TASK BRIEF:
Copy exactly the last part of the entries, starting from the line with "Parse this screenshot: output" and including the final line.

[Stored data entries]
--------------------------------

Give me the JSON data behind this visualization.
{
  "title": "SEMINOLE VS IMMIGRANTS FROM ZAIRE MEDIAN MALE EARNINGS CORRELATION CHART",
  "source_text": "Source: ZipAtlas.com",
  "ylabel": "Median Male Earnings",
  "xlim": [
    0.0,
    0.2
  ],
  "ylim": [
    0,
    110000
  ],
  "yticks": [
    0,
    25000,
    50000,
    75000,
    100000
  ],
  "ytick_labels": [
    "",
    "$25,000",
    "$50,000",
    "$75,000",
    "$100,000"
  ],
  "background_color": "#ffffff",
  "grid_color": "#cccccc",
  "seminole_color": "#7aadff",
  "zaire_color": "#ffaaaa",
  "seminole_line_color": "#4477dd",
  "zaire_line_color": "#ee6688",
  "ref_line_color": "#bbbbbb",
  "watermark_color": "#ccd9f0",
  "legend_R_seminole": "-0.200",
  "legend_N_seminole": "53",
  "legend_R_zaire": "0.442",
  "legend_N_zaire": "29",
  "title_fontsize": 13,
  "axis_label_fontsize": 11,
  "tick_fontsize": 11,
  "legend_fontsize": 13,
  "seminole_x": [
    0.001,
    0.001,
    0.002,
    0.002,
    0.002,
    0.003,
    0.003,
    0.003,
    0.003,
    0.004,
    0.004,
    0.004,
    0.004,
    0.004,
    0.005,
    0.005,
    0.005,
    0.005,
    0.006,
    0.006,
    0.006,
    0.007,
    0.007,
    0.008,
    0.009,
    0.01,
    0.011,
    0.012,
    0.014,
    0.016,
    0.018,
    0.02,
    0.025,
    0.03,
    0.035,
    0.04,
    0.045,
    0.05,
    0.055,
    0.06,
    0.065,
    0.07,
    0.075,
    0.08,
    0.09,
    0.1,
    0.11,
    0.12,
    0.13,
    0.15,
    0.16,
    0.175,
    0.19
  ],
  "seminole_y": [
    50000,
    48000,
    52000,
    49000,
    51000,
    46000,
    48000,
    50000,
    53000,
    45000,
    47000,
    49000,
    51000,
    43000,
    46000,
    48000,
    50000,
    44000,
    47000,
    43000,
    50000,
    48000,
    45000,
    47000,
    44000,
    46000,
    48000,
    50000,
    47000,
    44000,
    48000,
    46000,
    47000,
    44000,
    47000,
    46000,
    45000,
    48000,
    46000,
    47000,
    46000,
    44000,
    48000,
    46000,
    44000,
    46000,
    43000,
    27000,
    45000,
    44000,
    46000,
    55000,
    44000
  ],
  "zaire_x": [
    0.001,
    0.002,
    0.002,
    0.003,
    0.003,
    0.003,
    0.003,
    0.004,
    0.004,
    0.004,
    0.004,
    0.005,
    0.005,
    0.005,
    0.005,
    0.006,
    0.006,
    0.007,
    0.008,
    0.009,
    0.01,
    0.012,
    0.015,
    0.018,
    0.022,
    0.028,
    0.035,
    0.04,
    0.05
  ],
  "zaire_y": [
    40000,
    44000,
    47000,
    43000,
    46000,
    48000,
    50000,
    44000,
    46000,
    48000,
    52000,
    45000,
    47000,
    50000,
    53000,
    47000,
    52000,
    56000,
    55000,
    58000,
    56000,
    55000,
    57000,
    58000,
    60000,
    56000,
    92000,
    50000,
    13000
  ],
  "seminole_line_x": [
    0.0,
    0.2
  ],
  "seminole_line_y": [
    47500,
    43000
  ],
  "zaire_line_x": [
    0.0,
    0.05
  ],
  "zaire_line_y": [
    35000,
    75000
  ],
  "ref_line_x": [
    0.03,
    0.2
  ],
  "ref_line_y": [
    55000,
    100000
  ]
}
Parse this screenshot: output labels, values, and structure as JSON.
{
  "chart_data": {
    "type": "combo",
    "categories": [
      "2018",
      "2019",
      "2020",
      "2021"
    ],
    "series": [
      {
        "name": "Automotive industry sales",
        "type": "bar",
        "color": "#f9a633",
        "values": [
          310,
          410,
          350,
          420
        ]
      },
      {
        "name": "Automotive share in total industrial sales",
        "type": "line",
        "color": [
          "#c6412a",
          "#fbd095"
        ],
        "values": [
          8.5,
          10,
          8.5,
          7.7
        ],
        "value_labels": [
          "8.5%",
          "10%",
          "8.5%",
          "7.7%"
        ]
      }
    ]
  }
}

--------------------------------

RESULT OF THE TASK:
Parse this screenshot: output labels, values, and structure as JSON.
{
  "chart_data": {
    "type": "combo",
    "categories": [
      "2018",
      "2019",
      "2020",
      "2021"
    ],
    "series": [
      {
        "name": "Automotive industry sales",
        "type": "bar",
        "color": "#f9a633",
        "values": [
          310,
          410,
          350,
          420
        ]
      },
      {
        "name": "Automotive share in total industrial sales",
        "type": "line",
        "color": [
          "#c6412a",
          "#fbd095"
        ],
        "values": [
          8.5,
          10,
          8.5,
          7.7
        ],
        "value_labels": [
          "8.5%",
          "10%",
          "8.5%",
          "7.7%"
        ]
      }
    ]
  }
}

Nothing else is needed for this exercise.